## Quoted passage
##########

Training
Teacher Training Overview
This program is approved by the National Association of Social Workers (NASW) and Yoga Alliance for 14 hours of Continuing Education Units.
Our Core Teacher training will focus on teaching the skills needed to serve youth with yoga, meditation and other mindfulness practices.
In this training, you will receive practical, real world knowledge and techniques that will assist you in teaching at-risk youth. You will also be encouraged to dig into your personal experience in order to draw out your own courage and compassion as a teacher.
Street Yoga does not prescribe a strict methodology for bringing yoga to youth. Instead, we will cover the basic techniques we have found most useful and will present a brief sketch of the challenges faced by these young people. You can expect to learn:
- Population characteristics and backgrounds
- Communication techniques, including conflict prevention and de-escalation
- Useful yoga postures and sequences, including ideas for special populations
- Common challenges to creating and maintaining a yoga program for youth
- How to work effectively with organizations and use resources efficiently
Intention
Going into the training, we see three goals, for which we set our intention:
- That you will develop your confidence and skills to teach youth in a variety of situations.
- That you will better understand the connections between youth homelessness, and foster care, a history of childhood abuse, addiction, family rejection and poverty.
- That you will feel inspired to volunteer to teach yoga to homeless and marginalized youth in one of our programs, or to create a program of your own in your part of the world.

##########

## Supplied data
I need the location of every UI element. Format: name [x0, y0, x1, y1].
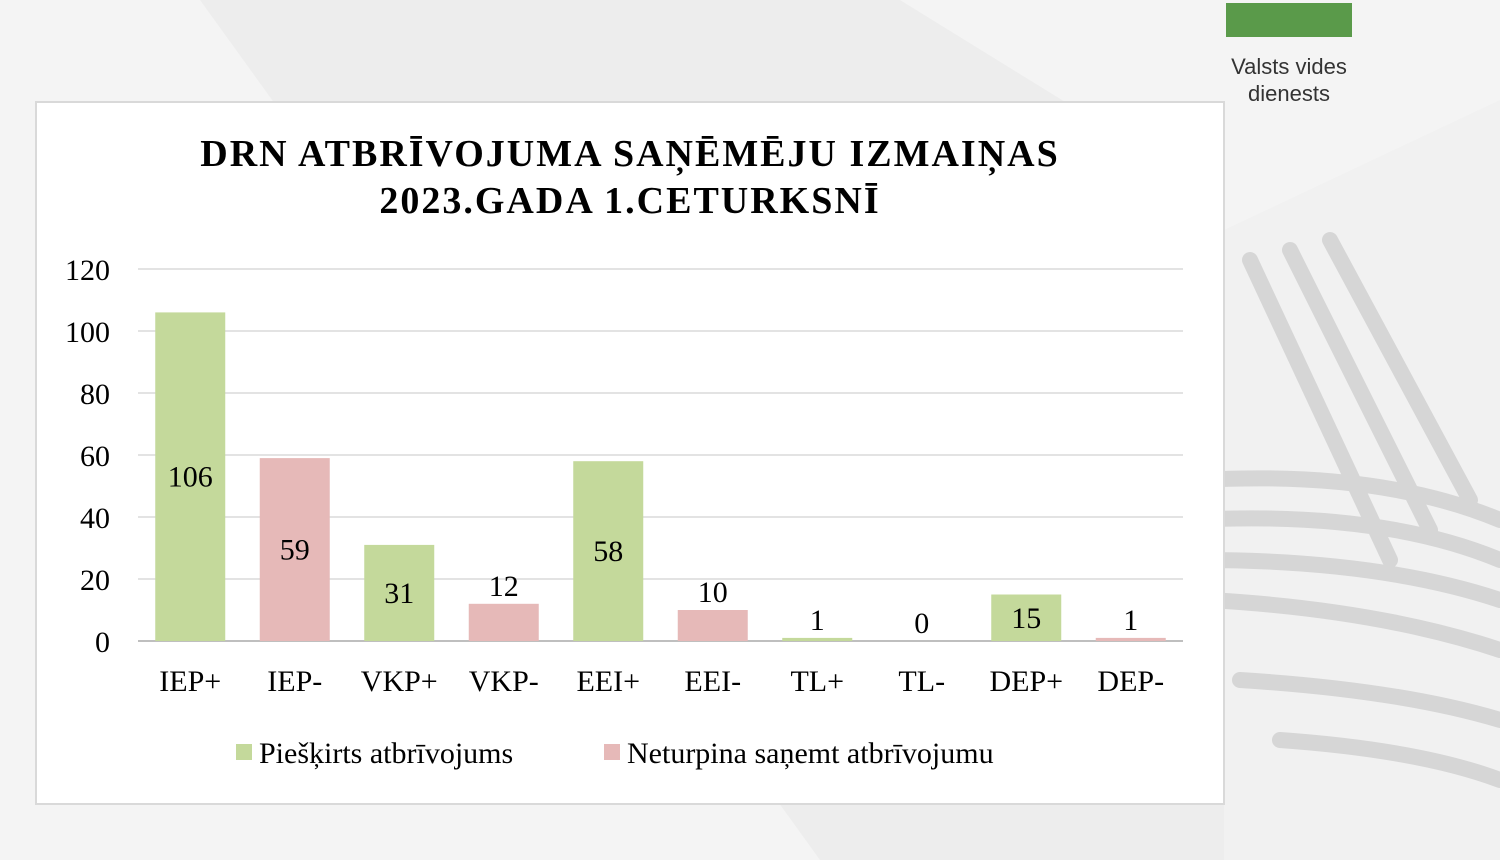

##########

## Task requirements
A - According to the Street Yoga training overview, how many hours of Continuing Education Units is the program approved for?
B - Carry the Street Yoga training overview forward from its last line.

## Replies
A - 14 hours.

B -
The youth we serve at Street Yoga, whose lives inform this training, include:
- Youth in Foster Care
- Homeless school children
- Youth living on the streets
- Runaway youth
- Youth in transitional housing programs
- Youth in sexual abuse treatment programs
- Youth in detention
- Youth in addiction recovery programs
- Young mothers in shelters
- Children in shelters
- Youth in low income and transitional housing
Learning Objectives
After this training, participants will be able to:
- explain why they want to be of service teaching yoga
- teach a full yoga class to homeless youth using appropriate language, asanas, and pacing
- articulate various causes and challenges of youth homelessness
- describe the continuum of homelessness
- identify potential boundary issues with clients and describe appropriate responses
- identify the importance of having a community of support for expanding into this work
- create a youth yoga program in collaboration with local social service providers.
All participants will receive a 64 page manual that supports these objectives, and provides background material for the training.
Intended Audience
This training is geared towards two primary groups of people:
- Social Workers, Teachers, Health Care practitioners, and others who wish to learn how better to serve the youth in their care
- Yoga Teachers who wish to expand their ability to be of service through yoga.
The training also includes self-inquiry, communication and mindfulness skills that are useful for everyone. As we noted in a recent email to one participant:
“What we do teach is how you can teach from what you do know, how you can take your yoga experience, your life skills, your passion to serve young people and weave that together into a practice that will bring the amazing benefits of yoga to the people you teach. One of the things we do is work on getting ourselves to see yoga not as 90 minutes on the mat in a studio, but so much more: it could be five minutes in a hallway with one kid, helping her breathe and calm down before she meets a probation officer. it could be working with 8 young people at a shelter and simply doing warrior pose, downward dog, some stretches, some breathing and a long savasana. could be working with staff to help them ground and center in their own breathing. there are so many ways we use yoga in our own lives without realizing it, and a big part of the training is to help you tease out all those glories and find ways to share them with others.”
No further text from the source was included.